[Start]
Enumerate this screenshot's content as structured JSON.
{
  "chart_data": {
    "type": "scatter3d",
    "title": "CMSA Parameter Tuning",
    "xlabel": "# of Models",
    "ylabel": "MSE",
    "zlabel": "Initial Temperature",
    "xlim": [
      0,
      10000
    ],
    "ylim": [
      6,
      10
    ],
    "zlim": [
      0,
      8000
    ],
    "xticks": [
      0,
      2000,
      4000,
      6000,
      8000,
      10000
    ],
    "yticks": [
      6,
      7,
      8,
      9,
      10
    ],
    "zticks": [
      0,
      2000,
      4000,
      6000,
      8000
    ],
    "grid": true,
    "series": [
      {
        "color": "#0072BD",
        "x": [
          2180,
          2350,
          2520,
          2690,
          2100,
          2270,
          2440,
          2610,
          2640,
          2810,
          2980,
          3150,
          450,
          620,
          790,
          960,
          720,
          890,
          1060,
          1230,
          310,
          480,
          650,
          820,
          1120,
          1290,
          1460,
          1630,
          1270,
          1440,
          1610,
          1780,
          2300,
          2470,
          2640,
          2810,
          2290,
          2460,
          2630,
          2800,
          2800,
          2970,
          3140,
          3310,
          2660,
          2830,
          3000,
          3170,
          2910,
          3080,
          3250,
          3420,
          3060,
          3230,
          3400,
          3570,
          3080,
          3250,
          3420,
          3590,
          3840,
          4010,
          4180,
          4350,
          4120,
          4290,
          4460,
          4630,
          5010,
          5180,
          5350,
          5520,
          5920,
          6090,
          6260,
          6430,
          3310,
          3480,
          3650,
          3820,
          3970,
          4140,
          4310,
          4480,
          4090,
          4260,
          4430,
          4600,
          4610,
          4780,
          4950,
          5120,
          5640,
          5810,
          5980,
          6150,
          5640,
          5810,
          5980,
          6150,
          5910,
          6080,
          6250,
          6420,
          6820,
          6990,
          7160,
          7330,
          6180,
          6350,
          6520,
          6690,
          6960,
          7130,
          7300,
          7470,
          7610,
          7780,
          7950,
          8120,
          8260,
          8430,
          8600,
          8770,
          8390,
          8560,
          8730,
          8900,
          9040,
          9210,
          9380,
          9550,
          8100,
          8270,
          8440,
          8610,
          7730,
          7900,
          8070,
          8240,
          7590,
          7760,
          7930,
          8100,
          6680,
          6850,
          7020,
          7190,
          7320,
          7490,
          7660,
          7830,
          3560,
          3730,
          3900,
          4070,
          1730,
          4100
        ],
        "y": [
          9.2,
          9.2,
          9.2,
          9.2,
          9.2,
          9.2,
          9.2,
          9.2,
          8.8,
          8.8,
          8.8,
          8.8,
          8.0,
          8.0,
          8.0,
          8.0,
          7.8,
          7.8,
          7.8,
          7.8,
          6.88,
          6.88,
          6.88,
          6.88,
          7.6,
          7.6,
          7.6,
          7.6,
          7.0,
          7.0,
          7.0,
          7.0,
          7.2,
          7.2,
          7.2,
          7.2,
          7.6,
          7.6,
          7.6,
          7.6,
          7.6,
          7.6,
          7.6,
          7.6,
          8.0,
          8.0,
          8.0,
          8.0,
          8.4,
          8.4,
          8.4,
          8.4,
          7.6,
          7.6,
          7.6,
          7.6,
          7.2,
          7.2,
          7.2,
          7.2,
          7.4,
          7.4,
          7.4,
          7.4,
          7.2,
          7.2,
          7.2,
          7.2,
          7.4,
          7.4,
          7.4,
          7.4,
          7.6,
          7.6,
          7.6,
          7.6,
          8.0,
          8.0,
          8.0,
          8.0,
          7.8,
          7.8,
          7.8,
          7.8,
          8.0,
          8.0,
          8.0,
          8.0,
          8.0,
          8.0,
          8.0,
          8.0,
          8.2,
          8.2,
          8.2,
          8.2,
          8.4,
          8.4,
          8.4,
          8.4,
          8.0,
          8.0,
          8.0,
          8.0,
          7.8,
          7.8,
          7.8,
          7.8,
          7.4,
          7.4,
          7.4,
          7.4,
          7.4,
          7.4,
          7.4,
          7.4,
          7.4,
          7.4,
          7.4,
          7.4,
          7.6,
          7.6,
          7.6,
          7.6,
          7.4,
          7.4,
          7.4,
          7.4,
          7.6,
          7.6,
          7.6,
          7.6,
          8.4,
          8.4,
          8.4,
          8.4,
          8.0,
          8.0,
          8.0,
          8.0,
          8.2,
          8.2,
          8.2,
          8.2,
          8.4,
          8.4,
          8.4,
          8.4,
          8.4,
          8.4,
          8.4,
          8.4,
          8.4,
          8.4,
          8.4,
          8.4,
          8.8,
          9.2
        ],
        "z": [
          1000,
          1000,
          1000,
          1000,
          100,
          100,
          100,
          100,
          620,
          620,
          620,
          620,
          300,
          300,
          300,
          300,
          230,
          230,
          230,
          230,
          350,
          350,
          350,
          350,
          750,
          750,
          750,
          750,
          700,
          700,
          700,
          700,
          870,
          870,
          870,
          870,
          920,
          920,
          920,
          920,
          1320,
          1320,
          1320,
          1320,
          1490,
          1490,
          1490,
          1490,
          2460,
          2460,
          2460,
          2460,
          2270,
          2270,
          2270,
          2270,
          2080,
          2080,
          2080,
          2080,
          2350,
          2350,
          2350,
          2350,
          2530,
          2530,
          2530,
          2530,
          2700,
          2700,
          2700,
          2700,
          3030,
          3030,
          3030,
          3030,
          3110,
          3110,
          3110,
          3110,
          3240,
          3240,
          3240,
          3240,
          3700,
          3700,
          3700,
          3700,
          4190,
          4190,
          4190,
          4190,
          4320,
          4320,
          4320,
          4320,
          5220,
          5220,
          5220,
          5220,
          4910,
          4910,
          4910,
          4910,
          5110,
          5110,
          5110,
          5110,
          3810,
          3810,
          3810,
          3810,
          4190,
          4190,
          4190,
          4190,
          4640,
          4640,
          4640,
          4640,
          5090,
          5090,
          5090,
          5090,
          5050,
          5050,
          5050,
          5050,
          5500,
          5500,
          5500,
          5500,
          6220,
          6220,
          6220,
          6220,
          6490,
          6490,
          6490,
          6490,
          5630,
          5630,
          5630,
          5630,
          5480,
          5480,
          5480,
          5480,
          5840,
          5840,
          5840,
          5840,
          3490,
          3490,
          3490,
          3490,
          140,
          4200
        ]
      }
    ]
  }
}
[End]
→ **What the exercise asks**
Quote the data in full, keeping each word unchanged.

→ **Exercise output**
Enumerate this screenshot's content as structured JSON.
{
  "chart_data": {
    "type": "scatter3d",
    "title": "CMSA Parameter Tuning",
    "xlabel": "# of Models",
    "ylabel": "MSE",
    "zlabel": "Initial Temperature",
    "xlim": [
      0,
      10000
    ],
    "ylim": [
      6,
      10
    ],
    "zlim": [
      0,
      8000
    ],
    "xticks": [
      0,
      2000,
      4000,
      6000,
      8000,
      10000
    ],
    "yticks": [
      6,
      7,
      8,
      9,
      10
    ],
    "zticks": [
      0,
      2000,
      4000,
      6000,
      8000
    ],
    "grid": true,
    "series": [
      {
        "color": "#0072BD",
        "x": [
          2180,
          2350,
          2520,
          2690,
          2100,
          2270,
          2440,
          2610,
          2640,
          2810,
          2980,
          3150,
          450,
          620,
          790,
          960,
          720,
          890,
          1060,
          1230,
          310,
          480,
          650,
          820,
          1120,
          1290,
          1460,
          1630,
          1270,
          1440,
          1610,
          1780,
          2300,
          2470,
          2640,
          2810,
          2290,
          2460,
          2630,
          2800,
          2800,
          2970,
          3140,
          3310,
          2660,
          2830,
          3000,
          3170,
          2910,
          3080,
          3250,
          3420,
          3060,
          3230,
          3400,
          3570,
          3080,
          3250,
          3420,
          3590,
          3840,
          4010,
          4180,
          4350,
          4120,
          4290,
          4460,
          4630,
          5010,
          5180,
          5350,
          5520,
          5920,
          6090,
          6260,
          6430,
          3310,
          3480,
          3650,
          3820,
          3970,
          4140,
          4310,
          4480,
          4090,
          4260,
          4430,
          4600,
          4610,
          4780,
          4950,
          5120,
          5640,
          5810,
          5980,
          6150,
          5640,
          5810,
          5980,
          6150,
          5910,
          6080,
          6250,
          6420,
          6820,
          6990,
          7160,
          7330,
          6180,
          6350,
          6520,
          6690,
          6960,
          7130,
          7300,
          7470,
          7610,
          7780,
          7950,
          8120,
          8260,
          8430,
          8600,
          8770,
          8390,
          8560,
          8730,
          8900,
          9040,
          9210,
          9380,
          9550,
          8100,
          8270,
          8440,
          8610,
          7730,
          7900,
          8070,
          8240,
          7590,
          7760,
          7930,
          8100,
          6680,
          6850,
          7020,
          7190,
          7320,
          7490,
          7660,
          7830,
          3560,
          3730,
          3900,
          4070,
          1730,
          4100
        ],
        "y": [
          9.2,
          9.2,
          9.2,
          9.2,
          9.2,
          9.2,
          9.2,
          9.2,
          8.8,
          8.8,
          8.8,
          8.8,
          8.0,
          8.0,
          8.0,
          8.0,
          7.8,
          7.8,
          7.8,
          7.8,
          6.88,
          6.88,
          6.88,
          6.88,
          7.6,
          7.6,
          7.6,
          7.6,
          7.0,
          7.0,
          7.0,
          7.0,
          7.2,
          7.2,
          7.2,
          7.2,
          7.6,
          7.6,
          7.6,
          7.6,
          7.6,
          7.6,
          7.6,
          7.6,
          8.0,
          8.0,
          8.0,
          8.0,
          8.4,
          8.4,
          8.4,
          8.4,
          7.6,
          7.6,
          7.6,
          7.6,
          7.2,
          7.2,
          7.2,
          7.2,
          7.4,
          7.4,
          7.4,
          7.4,
          7.2,
          7.2,
          7.2,
          7.2,
          7.4,
          7.4,
          7.4,
          7.4,
          7.6,
          7.6,
          7.6,
          7.6,
          8.0,
          8.0,
          8.0,
          8.0,
          7.8,
          7.8,
          7.8,
          7.8,
          8.0,
          8.0,
          8.0,
          8.0,
          8.0,
          8.0,
          8.0,
          8.0,
          8.2,
          8.2,
          8.2,
          8.2,
          8.4,
          8.4,
          8.4,
          8.4,
          8.0,
          8.0,
          8.0,
          8.0,
          7.8,
          7.8,
          7.8,
          7.8,
          7.4,
          7.4,
          7.4,
          7.4,
          7.4,
          7.4,
          7.4,
          7.4,
          7.4,
          7.4,
          7.4,
          7.4,
          7.6,
          7.6,
          7.6,
          7.6,
          7.4,
          7.4,
          7.4,
          7.4,
          7.6,
          7.6,
          7.6,
          7.6,
          8.4,
          8.4,
          8.4,
          8.4,
          8.0,
          8.0,
          8.0,
          8.0,
          8.2,
          8.2,
          8.2,
          8.2,
          8.4,
          8.4,
          8.4,
          8.4,
          8.4,
          8.4,
          8.4,
          8.4,
          8.4,
          8.4,
          8.4,
          8.4,
          8.8,
          9.2
        ],
        "z": [
          1000,
          1000,
          1000,
          1000,
          100,
          100,
          100,
          100,
          620,
          620,
          620,
          620,
          300,
          300,
          300,
          300,
          230,
          230,
          230,
          230,
          350,
          350,
          350,
          350,
          750,
          750,
          750,
          750,
          700,
          700,
          700,
          700,
          870,
          870,
          870,
          870,
          920,
          920,
          920,
          920,
          1320,
          1320,
          1320,
          1320,
          1490,
          1490,
          1490,
          1490,
          2460,
          2460,
          2460,
          2460,
          2270,
          2270,
          2270,
          2270,
          2080,
          2080,
          2080,
          2080,
          2350,
          2350,
          2350,
          2350,
          2530,
          2530,
          2530,
          2530,
          2700,
          2700,
          2700,
          2700,
          3030,
          3030,
          3030,
          3030,
          3110,
          3110,
          3110,
          3110,
          3240,
          3240,
          3240,
          3240,
          3700,
          3700,
          3700,
          3700,
          4190,
          4190,
          4190,
          4190,
          4320,
          4320,
          4320,
          4320,
          5220,
          5220,
          5220,
          5220,
          4910,
          4910,
          4910,
          4910,
          5110,
          5110,
          5110,
          5110,
          3810,
          3810,
          3810,
          3810,
          4190,
          4190,
          4190,
          4190,
          4640,
          4640,
          4640,
          4640,
          5090,
          5090,
          5090,
          5090,
          5050,
          5050,
          5050,
          5050,
          5500,
          5500,
          5500,
          5500,
          6220,
          6220,
          6220,
          6220,
          6490,
          6490,
          6490,
          6490,
          5630,
          5630,
          5630,
          5630,
          5480,
          5480,
          5480,
          5480,
          5840,
          5840,
          5840,
          5840,
          3490,
          3490,
          3490,
          3490,
          140,
          4200
        ]
      }
    ]
  }
}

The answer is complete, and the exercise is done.